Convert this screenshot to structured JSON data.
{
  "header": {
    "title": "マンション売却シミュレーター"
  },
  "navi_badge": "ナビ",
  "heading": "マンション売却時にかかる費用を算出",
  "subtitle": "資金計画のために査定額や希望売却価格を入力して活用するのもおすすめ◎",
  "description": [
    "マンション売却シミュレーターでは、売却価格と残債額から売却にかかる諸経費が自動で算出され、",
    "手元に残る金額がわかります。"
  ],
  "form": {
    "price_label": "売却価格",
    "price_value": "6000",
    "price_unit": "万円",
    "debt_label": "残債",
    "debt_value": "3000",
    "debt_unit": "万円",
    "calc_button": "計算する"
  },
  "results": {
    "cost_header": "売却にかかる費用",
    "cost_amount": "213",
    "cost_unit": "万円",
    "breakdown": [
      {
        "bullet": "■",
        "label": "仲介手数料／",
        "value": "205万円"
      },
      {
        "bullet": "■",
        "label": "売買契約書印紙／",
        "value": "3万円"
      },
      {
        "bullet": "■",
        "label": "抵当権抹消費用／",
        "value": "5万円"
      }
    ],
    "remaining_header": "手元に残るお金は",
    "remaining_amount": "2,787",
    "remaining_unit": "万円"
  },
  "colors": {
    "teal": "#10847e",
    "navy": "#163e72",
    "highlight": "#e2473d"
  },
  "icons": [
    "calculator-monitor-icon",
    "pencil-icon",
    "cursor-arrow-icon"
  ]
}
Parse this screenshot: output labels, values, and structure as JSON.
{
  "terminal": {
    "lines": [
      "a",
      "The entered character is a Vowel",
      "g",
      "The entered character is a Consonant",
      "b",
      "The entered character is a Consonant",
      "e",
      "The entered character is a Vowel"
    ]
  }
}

------

Pull out each line of the listing that holds the string "Vowel".

#### [Reply to the task]
      "The entered character is a Vowel",
      "The entered character is a Vowel"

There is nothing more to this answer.